## Entries
====

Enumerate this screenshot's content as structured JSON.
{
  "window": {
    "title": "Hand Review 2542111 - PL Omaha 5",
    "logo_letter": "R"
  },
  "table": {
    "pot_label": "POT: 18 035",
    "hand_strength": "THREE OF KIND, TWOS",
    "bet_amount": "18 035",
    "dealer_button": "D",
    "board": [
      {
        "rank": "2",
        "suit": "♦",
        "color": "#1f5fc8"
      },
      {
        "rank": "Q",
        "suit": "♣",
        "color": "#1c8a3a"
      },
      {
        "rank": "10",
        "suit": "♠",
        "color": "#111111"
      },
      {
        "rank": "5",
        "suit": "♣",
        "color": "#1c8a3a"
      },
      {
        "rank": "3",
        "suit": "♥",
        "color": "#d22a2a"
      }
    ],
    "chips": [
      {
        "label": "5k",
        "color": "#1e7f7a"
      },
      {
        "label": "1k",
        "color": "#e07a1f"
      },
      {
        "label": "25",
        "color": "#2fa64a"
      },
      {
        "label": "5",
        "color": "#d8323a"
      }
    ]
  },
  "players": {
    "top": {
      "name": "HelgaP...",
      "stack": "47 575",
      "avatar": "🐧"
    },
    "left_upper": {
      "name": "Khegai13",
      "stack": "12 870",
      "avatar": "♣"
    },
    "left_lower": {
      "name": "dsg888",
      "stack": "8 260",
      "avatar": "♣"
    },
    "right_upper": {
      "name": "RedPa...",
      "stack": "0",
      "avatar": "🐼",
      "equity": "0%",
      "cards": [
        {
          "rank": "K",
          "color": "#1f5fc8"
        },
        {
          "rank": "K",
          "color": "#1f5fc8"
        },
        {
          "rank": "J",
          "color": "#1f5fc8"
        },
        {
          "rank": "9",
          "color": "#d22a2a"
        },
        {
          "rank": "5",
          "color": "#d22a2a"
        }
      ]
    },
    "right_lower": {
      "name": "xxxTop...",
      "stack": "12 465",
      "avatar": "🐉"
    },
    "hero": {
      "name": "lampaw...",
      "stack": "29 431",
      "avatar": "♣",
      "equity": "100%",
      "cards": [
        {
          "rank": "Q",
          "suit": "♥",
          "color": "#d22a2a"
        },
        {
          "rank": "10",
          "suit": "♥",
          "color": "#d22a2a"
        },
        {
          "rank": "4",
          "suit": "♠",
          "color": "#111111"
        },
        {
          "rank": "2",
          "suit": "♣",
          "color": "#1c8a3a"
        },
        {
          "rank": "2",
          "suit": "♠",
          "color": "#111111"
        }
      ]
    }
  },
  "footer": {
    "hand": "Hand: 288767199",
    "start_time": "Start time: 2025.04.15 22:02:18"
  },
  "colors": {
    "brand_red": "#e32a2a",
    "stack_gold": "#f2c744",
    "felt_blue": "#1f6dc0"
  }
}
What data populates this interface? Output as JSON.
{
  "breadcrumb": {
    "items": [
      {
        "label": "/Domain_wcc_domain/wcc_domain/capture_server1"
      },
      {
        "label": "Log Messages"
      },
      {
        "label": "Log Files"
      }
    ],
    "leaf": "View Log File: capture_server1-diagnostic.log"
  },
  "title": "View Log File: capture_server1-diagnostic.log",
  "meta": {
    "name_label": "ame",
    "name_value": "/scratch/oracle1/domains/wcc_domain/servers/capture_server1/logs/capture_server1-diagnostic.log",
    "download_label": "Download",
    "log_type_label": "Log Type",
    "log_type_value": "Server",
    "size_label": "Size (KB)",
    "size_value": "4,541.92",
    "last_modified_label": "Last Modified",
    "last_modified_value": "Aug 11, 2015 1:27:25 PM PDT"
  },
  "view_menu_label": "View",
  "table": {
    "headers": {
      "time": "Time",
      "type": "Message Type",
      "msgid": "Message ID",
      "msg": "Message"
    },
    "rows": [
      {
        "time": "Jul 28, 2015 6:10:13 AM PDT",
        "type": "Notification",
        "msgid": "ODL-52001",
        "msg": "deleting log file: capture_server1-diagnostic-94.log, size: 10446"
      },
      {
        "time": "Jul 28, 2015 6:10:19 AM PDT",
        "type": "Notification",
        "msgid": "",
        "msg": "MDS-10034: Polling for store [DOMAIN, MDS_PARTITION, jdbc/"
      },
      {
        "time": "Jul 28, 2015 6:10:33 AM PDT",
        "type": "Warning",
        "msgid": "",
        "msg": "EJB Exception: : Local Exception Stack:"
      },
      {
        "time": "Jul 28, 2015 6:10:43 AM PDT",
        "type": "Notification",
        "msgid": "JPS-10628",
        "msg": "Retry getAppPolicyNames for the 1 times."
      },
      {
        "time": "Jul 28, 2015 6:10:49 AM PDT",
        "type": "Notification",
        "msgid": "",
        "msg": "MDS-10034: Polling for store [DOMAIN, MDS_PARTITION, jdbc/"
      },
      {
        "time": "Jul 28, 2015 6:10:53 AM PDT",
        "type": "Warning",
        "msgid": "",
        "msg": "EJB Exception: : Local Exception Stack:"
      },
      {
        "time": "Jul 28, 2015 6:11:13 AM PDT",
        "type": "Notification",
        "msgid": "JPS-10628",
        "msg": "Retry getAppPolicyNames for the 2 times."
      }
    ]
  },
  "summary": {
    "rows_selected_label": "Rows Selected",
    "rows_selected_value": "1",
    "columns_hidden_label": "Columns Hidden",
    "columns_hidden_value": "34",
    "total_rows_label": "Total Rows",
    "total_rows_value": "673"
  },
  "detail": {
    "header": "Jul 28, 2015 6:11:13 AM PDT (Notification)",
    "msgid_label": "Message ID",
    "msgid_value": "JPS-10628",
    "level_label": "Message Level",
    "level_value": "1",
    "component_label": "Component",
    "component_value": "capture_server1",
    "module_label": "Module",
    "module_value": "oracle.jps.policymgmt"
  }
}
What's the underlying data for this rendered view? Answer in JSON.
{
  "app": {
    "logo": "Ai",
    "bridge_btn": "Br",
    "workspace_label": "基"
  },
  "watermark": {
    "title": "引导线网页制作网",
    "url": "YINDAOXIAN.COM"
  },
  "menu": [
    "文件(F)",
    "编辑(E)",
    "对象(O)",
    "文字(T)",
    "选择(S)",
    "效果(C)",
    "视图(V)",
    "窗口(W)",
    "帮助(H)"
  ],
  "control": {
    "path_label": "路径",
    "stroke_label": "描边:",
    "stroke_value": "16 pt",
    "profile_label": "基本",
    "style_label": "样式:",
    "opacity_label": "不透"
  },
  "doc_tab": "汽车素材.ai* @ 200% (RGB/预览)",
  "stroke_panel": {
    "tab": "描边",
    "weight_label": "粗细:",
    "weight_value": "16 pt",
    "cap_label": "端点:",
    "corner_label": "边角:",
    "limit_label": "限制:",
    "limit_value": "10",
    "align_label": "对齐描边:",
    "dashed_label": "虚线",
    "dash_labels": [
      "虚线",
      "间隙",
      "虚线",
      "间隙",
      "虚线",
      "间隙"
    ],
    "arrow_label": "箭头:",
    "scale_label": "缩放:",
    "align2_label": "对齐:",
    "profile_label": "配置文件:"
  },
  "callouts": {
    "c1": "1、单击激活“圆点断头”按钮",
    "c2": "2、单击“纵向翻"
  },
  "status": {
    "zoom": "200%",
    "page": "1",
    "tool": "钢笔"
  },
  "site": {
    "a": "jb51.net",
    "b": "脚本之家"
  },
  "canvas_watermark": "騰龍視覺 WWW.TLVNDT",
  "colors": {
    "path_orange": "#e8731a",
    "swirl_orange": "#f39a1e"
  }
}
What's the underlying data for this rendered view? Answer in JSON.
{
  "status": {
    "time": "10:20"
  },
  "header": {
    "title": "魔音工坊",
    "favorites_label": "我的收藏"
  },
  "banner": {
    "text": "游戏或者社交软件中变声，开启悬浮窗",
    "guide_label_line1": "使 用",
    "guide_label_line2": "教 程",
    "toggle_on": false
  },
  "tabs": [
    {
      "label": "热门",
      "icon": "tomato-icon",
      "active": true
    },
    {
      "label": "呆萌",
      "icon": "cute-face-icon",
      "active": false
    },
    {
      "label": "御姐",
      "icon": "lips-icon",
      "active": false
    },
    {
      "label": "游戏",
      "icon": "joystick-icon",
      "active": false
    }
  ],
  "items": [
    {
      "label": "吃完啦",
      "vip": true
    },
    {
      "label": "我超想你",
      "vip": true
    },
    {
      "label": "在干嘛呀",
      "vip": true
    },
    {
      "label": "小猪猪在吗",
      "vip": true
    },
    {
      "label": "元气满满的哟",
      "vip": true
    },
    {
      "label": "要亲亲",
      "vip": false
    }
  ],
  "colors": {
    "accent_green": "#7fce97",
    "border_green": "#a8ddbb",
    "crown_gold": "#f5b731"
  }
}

====

List the lines of the records where "JSON" occurs.

## Result below
Enumerate this screenshot's content as structured JSON.
What data populates this interface? Output as JSON.
What's the underlying data for this rendered view? Answer in JSON.
What's the underlying data for this rendered view? Answer in JSON.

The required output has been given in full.